▶ [SET EXERCISE]
Change every "ribbon" in the data below to "strip", leaving all other text as it is.
+++++
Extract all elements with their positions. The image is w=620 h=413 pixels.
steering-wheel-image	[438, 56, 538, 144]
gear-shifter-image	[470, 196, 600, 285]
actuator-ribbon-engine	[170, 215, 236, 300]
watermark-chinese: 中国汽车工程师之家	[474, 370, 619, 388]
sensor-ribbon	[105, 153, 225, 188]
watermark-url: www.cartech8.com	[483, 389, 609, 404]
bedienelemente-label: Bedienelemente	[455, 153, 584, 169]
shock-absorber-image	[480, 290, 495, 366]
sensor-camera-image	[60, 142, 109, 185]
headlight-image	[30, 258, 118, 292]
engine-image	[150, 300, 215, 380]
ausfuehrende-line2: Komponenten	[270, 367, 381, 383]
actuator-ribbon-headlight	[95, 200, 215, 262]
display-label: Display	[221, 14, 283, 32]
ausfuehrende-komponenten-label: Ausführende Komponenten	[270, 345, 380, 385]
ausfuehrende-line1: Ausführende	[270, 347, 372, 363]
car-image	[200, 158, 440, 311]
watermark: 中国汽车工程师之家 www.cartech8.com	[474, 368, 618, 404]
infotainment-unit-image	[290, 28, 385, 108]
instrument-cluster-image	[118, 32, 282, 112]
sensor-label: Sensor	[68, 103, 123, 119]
+++++
▶ [TASK RESPONSE]
Extract all elements with their positions. The image is w=620 h=413 pixels.
steering-wheel-image	[438, 56, 538, 144]
gear-shifter-image	[470, 196, 600, 285]
actuator-strip-engine	[170, 215, 236, 300]
watermark-chinese: 中国汽车工程师之家	[474, 370, 619, 388]
sensor-strip	[105, 153, 225, 188]
watermark-url: www.cartech8.com	[483, 389, 609, 404]
bedienelemente-label: Bedienelemente	[455, 153, 584, 169]
shock-absorber-image	[480, 290, 495, 366]
sensor-camera-image	[60, 142, 109, 185]
headlight-image	[30, 258, 118, 292]
engine-image	[150, 300, 215, 380]
ausfuehrende-line2: Komponenten	[270, 367, 381, 383]
actuator-strip-headlight	[95, 200, 215, 262]
display-label: Display	[221, 14, 283, 32]
ausfuehrende-komponenten-label: Ausführende Komponenten	[270, 345, 380, 385]
ausfuehrende-line1: Ausführende	[270, 347, 372, 363]
car-image	[200, 158, 440, 311]
watermark: 中国汽车工程师之家 www.cartech8.com	[474, 368, 618, 404]
infotainment-unit-image	[290, 28, 385, 108]
instrument-cluster-image	[118, 32, 282, 112]
sensor-label: Sensor	[68, 103, 123, 119]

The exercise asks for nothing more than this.